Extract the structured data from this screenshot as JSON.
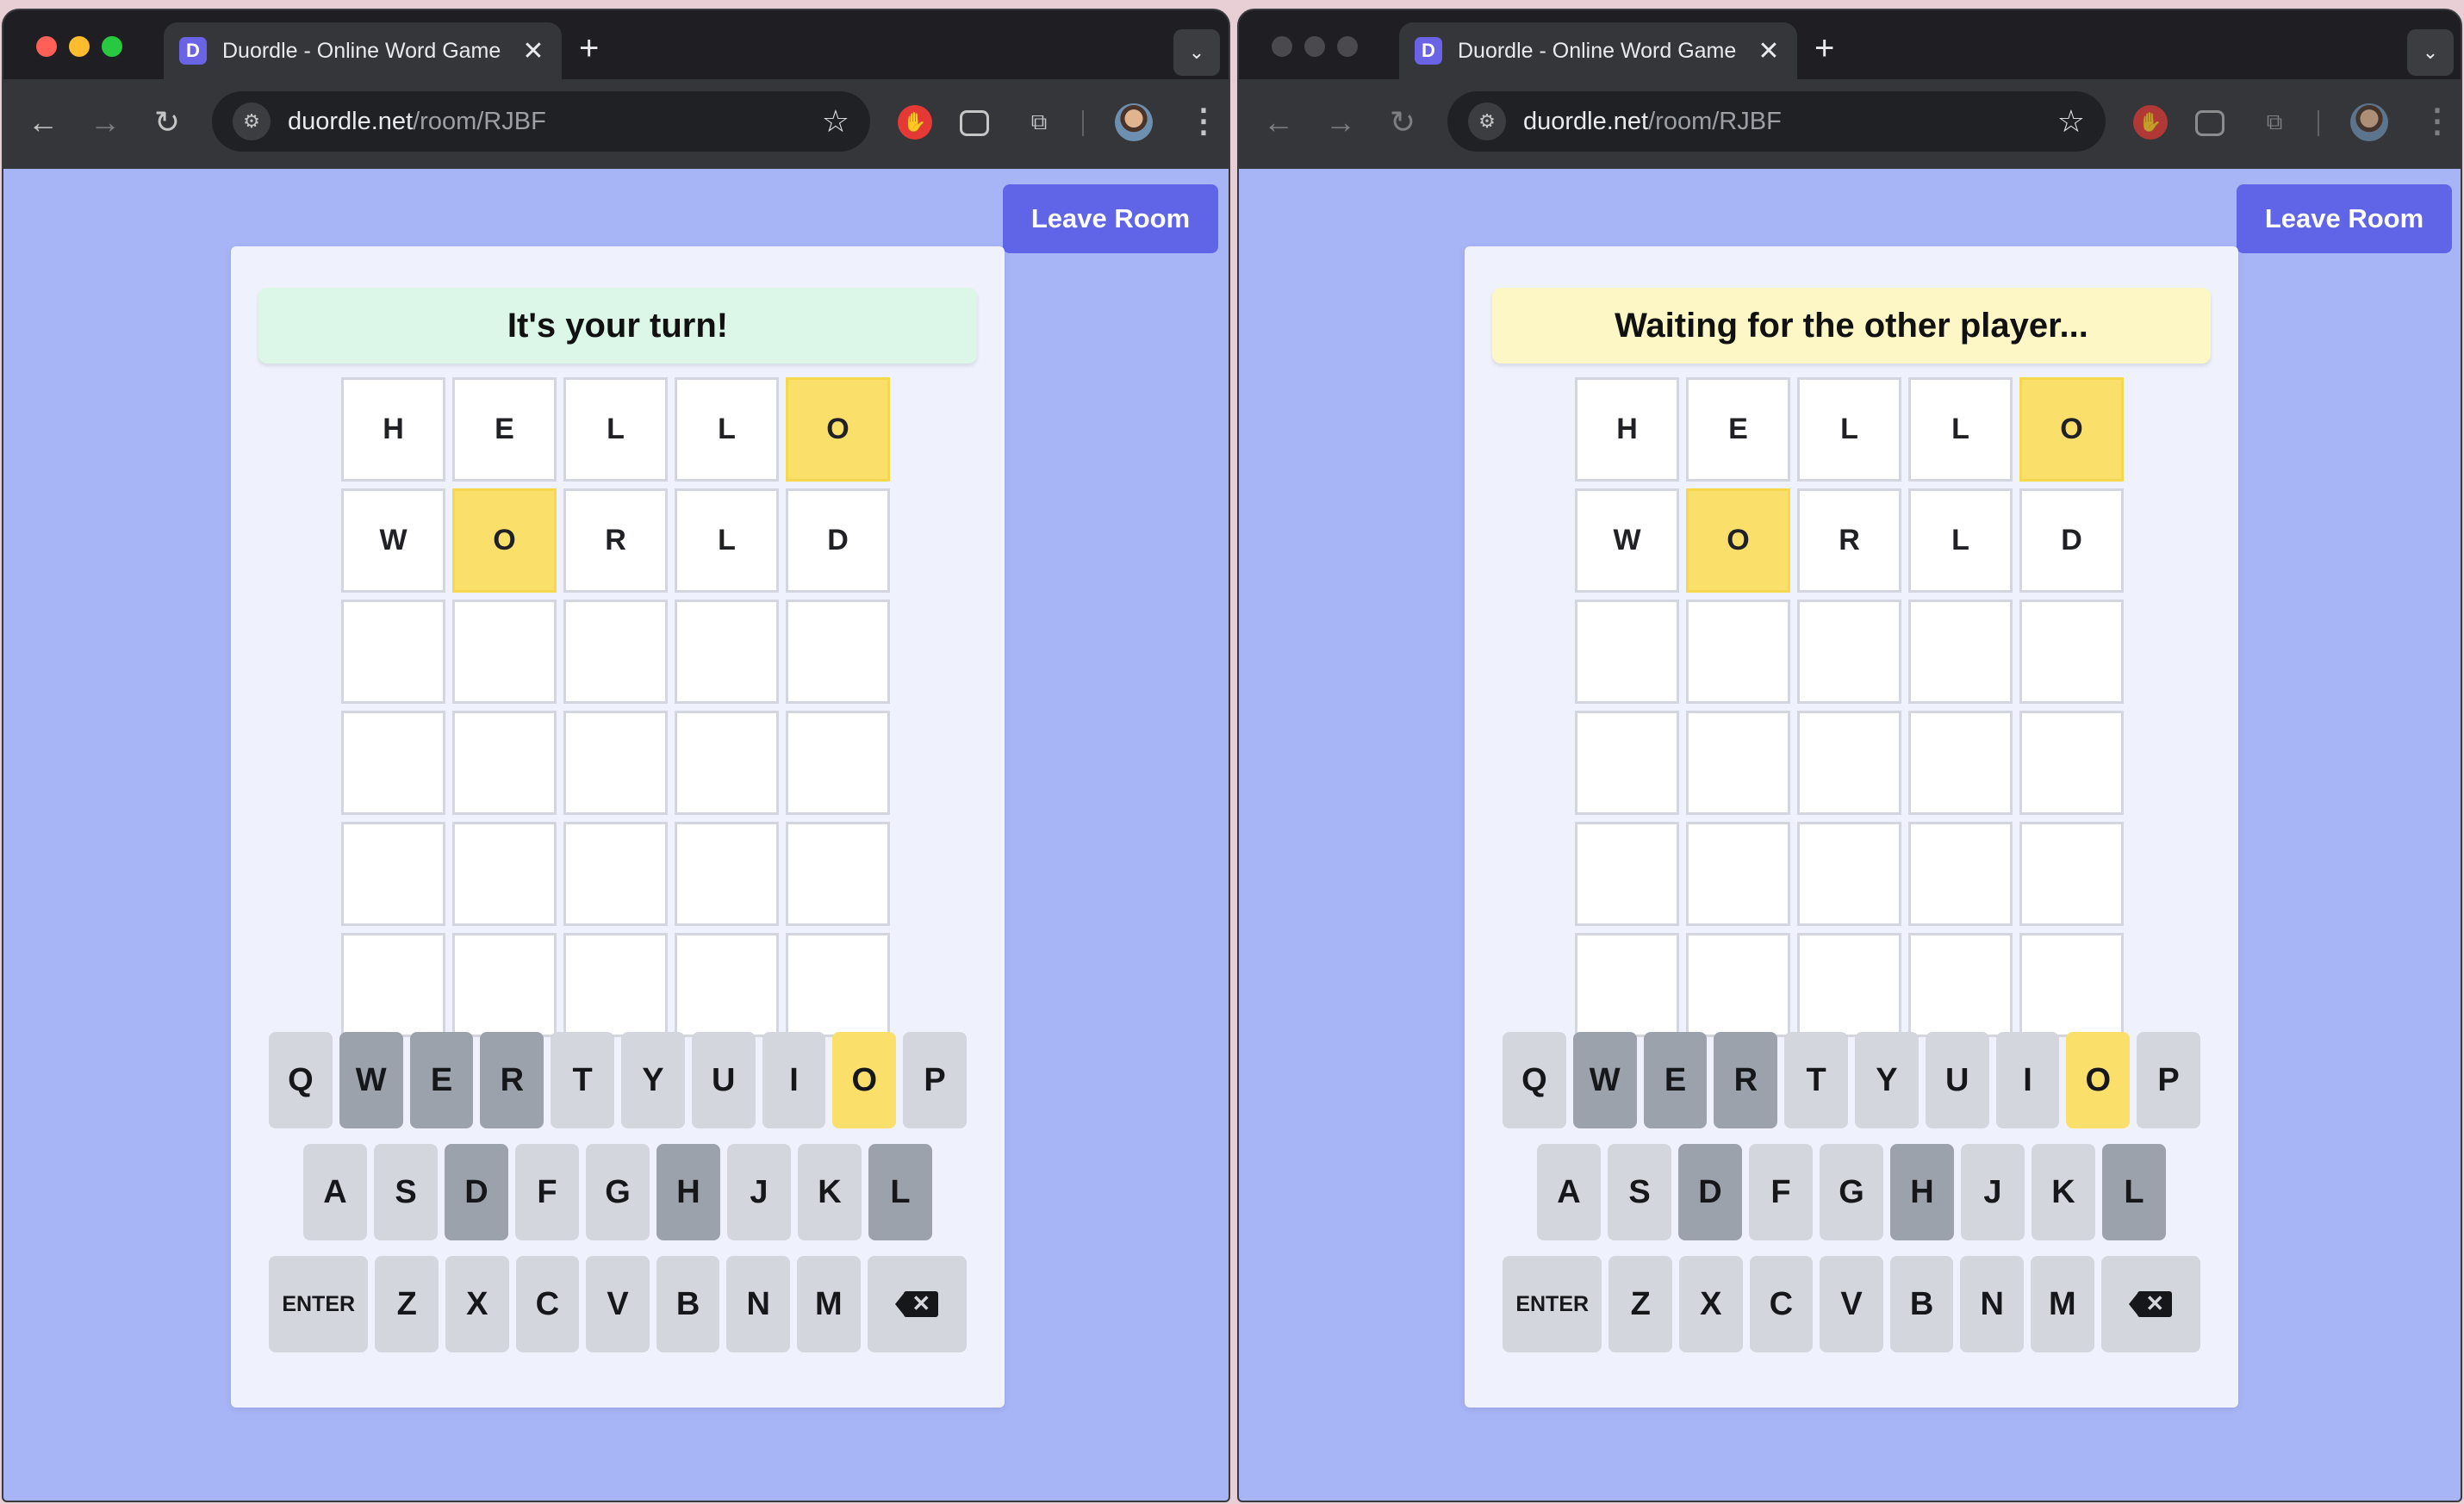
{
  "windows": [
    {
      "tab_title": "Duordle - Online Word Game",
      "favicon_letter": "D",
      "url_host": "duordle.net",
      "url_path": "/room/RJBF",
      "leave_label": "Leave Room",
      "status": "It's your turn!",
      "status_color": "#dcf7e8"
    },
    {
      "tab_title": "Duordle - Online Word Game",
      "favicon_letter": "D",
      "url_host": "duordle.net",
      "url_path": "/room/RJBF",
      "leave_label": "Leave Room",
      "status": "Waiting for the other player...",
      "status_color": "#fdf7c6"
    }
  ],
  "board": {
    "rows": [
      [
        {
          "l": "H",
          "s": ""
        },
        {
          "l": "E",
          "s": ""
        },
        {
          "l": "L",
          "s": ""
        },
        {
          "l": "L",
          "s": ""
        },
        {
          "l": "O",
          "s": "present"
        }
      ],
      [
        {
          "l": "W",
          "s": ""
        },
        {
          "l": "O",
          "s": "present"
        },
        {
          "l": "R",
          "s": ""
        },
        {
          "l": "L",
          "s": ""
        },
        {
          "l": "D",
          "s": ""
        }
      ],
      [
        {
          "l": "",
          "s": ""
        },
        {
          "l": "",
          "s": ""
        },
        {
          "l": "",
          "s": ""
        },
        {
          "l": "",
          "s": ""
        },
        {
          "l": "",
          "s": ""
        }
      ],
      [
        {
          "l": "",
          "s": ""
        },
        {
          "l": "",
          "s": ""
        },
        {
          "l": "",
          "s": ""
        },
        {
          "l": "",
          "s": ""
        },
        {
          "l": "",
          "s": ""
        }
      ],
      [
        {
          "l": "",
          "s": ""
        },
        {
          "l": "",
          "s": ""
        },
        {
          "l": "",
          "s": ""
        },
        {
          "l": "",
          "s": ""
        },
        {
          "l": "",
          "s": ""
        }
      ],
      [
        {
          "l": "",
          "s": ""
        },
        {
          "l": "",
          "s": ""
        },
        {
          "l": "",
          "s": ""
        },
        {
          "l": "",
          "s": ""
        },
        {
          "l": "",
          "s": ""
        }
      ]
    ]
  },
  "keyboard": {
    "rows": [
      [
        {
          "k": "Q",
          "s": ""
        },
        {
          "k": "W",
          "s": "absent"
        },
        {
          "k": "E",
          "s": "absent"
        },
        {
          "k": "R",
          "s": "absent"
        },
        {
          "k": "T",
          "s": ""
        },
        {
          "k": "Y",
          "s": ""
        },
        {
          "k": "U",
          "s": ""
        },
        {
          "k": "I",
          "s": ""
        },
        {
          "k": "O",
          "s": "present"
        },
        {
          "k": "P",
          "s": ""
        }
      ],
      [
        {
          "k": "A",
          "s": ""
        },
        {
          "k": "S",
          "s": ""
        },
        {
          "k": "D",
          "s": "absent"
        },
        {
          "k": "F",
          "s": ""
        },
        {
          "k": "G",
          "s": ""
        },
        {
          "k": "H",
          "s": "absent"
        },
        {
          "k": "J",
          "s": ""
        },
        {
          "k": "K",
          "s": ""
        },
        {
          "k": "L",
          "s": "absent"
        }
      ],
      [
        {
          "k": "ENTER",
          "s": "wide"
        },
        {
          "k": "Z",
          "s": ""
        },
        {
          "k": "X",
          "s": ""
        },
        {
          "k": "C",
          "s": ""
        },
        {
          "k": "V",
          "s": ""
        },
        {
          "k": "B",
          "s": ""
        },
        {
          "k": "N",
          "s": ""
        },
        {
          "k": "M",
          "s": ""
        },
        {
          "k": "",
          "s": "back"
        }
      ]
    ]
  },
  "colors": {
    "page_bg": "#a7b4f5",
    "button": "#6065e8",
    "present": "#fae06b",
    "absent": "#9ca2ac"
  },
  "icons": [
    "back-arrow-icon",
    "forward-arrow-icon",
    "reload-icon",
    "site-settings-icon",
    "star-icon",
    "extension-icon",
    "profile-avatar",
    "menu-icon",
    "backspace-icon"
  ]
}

◆ ◆ ◆ ◆ ◆ ◆ ◆

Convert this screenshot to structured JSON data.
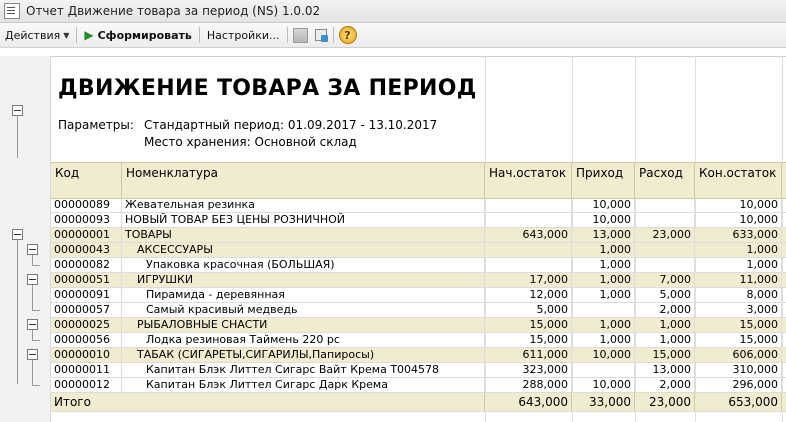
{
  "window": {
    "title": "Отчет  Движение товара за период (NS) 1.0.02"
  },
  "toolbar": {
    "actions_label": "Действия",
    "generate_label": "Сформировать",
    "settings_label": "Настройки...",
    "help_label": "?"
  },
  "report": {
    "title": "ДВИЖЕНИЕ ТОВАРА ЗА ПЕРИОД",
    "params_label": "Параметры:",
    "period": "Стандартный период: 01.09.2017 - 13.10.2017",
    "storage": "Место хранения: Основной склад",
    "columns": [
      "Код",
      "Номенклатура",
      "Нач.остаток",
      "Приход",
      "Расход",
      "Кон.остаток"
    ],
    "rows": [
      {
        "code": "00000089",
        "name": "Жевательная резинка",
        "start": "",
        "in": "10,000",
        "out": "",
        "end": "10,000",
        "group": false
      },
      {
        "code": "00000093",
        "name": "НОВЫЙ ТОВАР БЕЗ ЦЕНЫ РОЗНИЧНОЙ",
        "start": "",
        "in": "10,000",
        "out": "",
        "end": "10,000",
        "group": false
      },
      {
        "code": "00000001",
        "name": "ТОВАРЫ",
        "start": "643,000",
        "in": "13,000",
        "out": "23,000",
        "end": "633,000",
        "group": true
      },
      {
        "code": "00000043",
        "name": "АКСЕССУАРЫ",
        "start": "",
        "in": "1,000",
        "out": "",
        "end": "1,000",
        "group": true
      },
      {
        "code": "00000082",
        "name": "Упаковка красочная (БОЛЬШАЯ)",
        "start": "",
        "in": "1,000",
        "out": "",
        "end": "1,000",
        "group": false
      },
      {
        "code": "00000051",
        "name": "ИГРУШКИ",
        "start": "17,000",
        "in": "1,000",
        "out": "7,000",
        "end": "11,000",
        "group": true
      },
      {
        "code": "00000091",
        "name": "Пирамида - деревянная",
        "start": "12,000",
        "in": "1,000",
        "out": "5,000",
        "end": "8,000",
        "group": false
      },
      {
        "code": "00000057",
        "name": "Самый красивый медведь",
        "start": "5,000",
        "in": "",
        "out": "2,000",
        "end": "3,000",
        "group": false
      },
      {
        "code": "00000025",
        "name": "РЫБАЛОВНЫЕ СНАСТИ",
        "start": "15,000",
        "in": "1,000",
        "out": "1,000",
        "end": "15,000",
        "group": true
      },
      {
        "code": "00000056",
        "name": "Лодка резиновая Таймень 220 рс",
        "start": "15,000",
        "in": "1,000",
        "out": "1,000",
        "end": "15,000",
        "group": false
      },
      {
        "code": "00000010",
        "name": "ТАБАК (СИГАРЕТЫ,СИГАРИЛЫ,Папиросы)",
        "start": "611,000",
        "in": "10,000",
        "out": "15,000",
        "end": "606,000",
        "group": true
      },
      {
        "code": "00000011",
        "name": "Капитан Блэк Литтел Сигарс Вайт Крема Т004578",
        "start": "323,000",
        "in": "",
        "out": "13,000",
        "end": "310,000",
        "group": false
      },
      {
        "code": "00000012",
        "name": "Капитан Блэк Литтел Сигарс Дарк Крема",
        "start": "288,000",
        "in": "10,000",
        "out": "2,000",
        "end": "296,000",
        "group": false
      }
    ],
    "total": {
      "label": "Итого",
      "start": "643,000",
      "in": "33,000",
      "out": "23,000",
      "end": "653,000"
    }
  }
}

◆ ◆ ◆ ◆ ◆ ◆ ◆

## Problem
Each line holding "Сигарс" must be found and copied.

## Output for this task
        "name": "Капитан Блэк Литтел Сигарс Вайт Крема Т004578",
        "name": "Капитан Блэк Литтел Сигарс Дарк Крема",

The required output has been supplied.